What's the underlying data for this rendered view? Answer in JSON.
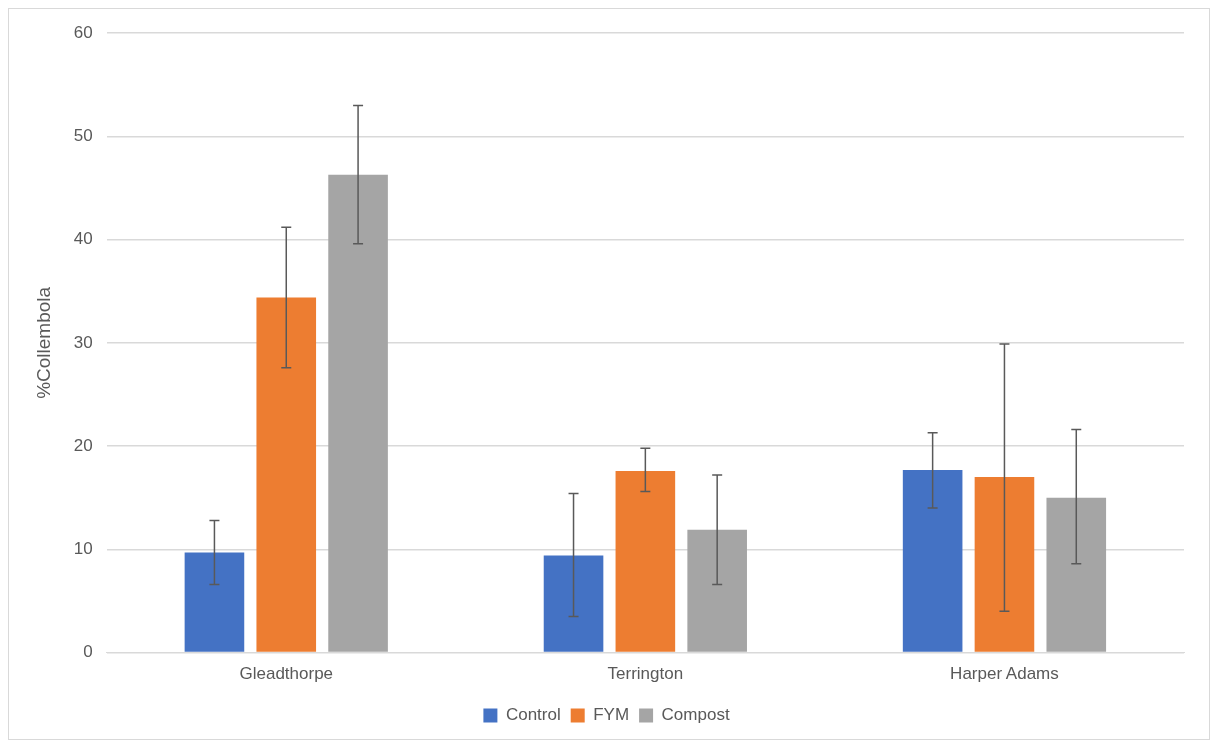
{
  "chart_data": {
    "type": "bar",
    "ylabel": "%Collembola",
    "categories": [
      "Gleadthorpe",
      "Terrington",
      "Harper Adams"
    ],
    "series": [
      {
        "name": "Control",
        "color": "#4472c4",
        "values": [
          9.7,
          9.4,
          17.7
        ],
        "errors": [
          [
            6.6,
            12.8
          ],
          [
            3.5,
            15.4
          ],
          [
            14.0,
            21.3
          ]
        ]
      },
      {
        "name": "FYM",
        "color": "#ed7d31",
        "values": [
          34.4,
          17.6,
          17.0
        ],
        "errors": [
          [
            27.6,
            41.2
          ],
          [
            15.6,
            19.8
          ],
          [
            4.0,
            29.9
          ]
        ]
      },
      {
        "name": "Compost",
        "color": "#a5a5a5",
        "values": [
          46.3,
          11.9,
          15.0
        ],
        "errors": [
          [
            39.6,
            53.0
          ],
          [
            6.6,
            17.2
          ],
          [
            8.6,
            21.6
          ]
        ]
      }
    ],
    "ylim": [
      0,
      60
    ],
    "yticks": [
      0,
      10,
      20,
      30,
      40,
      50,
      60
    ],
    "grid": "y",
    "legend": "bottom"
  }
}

▬▬▬

> **Directive**
Your answer should be a single number: the count of lines in the listing that contain the word "color".

> **Final result**
3